_What to work on_
Return every line of the material exactly.
┄┄┄┄┄┄┄┄┄┄
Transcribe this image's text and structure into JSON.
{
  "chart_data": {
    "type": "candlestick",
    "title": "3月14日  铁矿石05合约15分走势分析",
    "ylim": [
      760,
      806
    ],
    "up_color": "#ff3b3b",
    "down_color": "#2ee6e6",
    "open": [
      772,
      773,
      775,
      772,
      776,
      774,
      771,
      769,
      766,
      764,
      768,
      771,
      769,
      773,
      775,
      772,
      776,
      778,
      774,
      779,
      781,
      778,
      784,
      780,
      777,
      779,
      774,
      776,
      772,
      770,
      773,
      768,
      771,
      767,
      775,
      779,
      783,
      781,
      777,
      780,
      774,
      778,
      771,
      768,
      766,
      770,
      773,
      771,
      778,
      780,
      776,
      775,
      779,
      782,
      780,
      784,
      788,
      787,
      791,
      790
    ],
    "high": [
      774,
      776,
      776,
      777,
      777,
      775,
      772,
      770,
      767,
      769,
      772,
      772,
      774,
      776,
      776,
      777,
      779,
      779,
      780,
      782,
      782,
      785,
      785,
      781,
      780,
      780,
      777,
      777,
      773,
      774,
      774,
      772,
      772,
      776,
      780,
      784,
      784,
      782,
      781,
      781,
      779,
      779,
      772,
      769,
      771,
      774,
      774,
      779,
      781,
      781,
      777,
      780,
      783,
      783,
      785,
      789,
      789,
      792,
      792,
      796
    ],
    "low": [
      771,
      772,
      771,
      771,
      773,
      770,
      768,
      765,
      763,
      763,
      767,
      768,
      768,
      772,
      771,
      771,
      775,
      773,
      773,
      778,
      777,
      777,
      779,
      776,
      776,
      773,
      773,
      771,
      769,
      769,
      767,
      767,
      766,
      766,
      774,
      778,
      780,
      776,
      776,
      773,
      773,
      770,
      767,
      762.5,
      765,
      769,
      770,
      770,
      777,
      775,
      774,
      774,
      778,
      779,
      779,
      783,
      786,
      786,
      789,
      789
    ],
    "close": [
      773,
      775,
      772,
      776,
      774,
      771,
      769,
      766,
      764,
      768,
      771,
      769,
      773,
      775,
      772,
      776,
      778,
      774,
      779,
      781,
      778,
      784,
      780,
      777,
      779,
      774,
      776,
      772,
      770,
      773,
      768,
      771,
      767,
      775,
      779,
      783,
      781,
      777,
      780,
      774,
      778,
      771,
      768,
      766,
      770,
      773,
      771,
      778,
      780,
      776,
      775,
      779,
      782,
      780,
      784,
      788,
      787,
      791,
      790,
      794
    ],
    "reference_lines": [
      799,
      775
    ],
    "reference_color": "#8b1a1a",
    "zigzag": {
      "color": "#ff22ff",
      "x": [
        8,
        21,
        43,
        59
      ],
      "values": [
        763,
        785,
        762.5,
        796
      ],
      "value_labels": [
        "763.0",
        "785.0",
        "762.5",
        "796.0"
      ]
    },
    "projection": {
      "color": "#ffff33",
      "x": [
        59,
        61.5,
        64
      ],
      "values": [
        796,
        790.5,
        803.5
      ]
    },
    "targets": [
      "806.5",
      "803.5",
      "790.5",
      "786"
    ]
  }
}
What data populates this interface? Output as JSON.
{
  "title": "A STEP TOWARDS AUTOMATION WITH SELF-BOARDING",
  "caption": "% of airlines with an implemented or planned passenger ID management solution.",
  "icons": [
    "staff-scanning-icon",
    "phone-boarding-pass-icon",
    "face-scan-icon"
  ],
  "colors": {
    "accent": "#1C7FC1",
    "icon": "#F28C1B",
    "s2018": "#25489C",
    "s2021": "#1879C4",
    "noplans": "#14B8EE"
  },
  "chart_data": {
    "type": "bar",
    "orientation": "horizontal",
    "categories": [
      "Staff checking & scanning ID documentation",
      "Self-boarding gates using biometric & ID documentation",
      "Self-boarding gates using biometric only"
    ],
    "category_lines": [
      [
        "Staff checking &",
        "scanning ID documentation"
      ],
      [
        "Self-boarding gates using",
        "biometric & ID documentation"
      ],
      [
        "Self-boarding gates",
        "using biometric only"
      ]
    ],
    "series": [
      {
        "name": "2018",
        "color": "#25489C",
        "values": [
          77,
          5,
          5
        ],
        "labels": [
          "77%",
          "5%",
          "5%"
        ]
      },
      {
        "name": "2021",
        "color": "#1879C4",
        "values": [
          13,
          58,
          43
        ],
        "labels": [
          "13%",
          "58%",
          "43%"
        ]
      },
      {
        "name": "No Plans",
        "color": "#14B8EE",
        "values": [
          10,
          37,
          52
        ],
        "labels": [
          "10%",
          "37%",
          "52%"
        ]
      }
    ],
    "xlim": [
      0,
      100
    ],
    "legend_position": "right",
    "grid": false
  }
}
┄┄┄┄┄┄┄┄┄┄
_Response to the exercise_
Transcribe this image's text and structure into JSON.
{
  "chart_data": {
    "type": "candlestick",
    "title": "3月14日  铁矿石05合约15分走势分析",
    "ylim": [
      760,
      806
    ],
    "up_color": "#ff3b3b",
    "down_color": "#2ee6e6",
    "open": [
      772,
      773,
      775,
      772,
      776,
      774,
      771,
      769,
      766,
      764,
      768,
      771,
      769,
      773,
      775,
      772,
      776,
      778,
      774,
      779,
      781,
      778,
      784,
      780,
      777,
      779,
      774,
      776,
      772,
      770,
      773,
      768,
      771,
      767,
      775,
      779,
      783,
      781,
      777,
      780,
      774,
      778,
      771,
      768,
      766,
      770,
      773,
      771,
      778,
      780,
      776,
      775,
      779,
      782,
      780,
      784,
      788,
      787,
      791,
      790
    ],
    "high": [
      774,
      776,
      776,
      777,
      777,
      775,
      772,
      770,
      767,
      769,
      772,
      772,
      774,
      776,
      776,
      777,
      779,
      779,
      780,
      782,
      782,
      785,
      785,
      781,
      780,
      780,
      777,
      777,
      773,
      774,
      774,
      772,
      772,
      776,
      780,
      784,
      784,
      782,
      781,
      781,
      779,
      779,
      772,
      769,
      771,
      774,
      774,
      779,
      781,
      781,
      777,
      780,
      783,
      783,
      785,
      789,
      789,
      792,
      792,
      796
    ],
    "low": [
      771,
      772,
      771,
      771,
      773,
      770,
      768,
      765,
      763,
      763,
      767,
      768,
      768,
      772,
      771,
      771,
      775,
      773,
      773,
      778,
      777,
      777,
      779,
      776,
      776,
      773,
      773,
      771,
      769,
      769,
      767,
      767,
      766,
      766,
      774,
      778,
      780,
      776,
      776,
      773,
      773,
      770,
      767,
      762.5,
      765,
      769,
      770,
      770,
      777,
      775,
      774,
      774,
      778,
      779,
      779,
      783,
      786,
      786,
      789,
      789
    ],
    "close": [
      773,
      775,
      772,
      776,
      774,
      771,
      769,
      766,
      764,
      768,
      771,
      769,
      773,
      775,
      772,
      776,
      778,
      774,
      779,
      781,
      778,
      784,
      780,
      777,
      779,
      774,
      776,
      772,
      770,
      773,
      768,
      771,
      767,
      775,
      779,
      783,
      781,
      777,
      780,
      774,
      778,
      771,
      768,
      766,
      770,
      773,
      771,
      778,
      780,
      776,
      775,
      779,
      782,
      780,
      784,
      788,
      787,
      791,
      790,
      794
    ],
    "reference_lines": [
      799,
      775
    ],
    "reference_color": "#8b1a1a",
    "zigzag": {
      "color": "#ff22ff",
      "x": [
        8,
        21,
        43,
        59
      ],
      "values": [
        763,
        785,
        762.5,
        796
      ],
      "value_labels": [
        "763.0",
        "785.0",
        "762.5",
        "796.0"
      ]
    },
    "projection": {
      "color": "#ffff33",
      "x": [
        59,
        61.5,
        64
      ],
      "values": [
        796,
        790.5,
        803.5
      ]
    },
    "targets": [
      "806.5",
      "803.5",
      "790.5",
      "786"
    ]
  }
}
What data populates this interface? Output as JSON.
{
  "title": "A STEP TOWARDS AUTOMATION WITH SELF-BOARDING",
  "caption": "% of airlines with an implemented or planned passenger ID management solution.",
  "icons": [
    "staff-scanning-icon",
    "phone-boarding-pass-icon",
    "face-scan-icon"
  ],
  "colors": {
    "accent": "#1C7FC1",
    "icon": "#F28C1B",
    "s2018": "#25489C",
    "s2021": "#1879C4",
    "noplans": "#14B8EE"
  },
  "chart_data": {
    "type": "bar",
    "orientation": "horizontal",
    "categories": [
      "Staff checking & scanning ID documentation",
      "Self-boarding gates using biometric & ID documentation",
      "Self-boarding gates using biometric only"
    ],
    "category_lines": [
      [
        "Staff checking &",
        "scanning ID documentation"
      ],
      [
        "Self-boarding gates using",
        "biometric & ID documentation"
      ],
      [
        "Self-boarding gates",
        "using biometric only"
      ]
    ],
    "series": [
      {
        "name": "2018",
        "color": "#25489C",
        "values": [
          77,
          5,
          5
        ],
        "labels": [
          "77%",
          "5%",
          "5%"
        ]
      },
      {
        "name": "2021",
        "color": "#1879C4",
        "values": [
          13,
          58,
          43
        ],
        "labels": [
          "13%",
          "58%",
          "43%"
        ]
      },
      {
        "name": "No Plans",
        "color": "#14B8EE",
        "values": [
          10,
          37,
          52
        ],
        "labels": [
          "10%",
          "37%",
          "52%"
        ]
      }
    ],
    "xlim": [
      0,
      100
    ],
    "legend_position": "right",
    "grid": false
  }
}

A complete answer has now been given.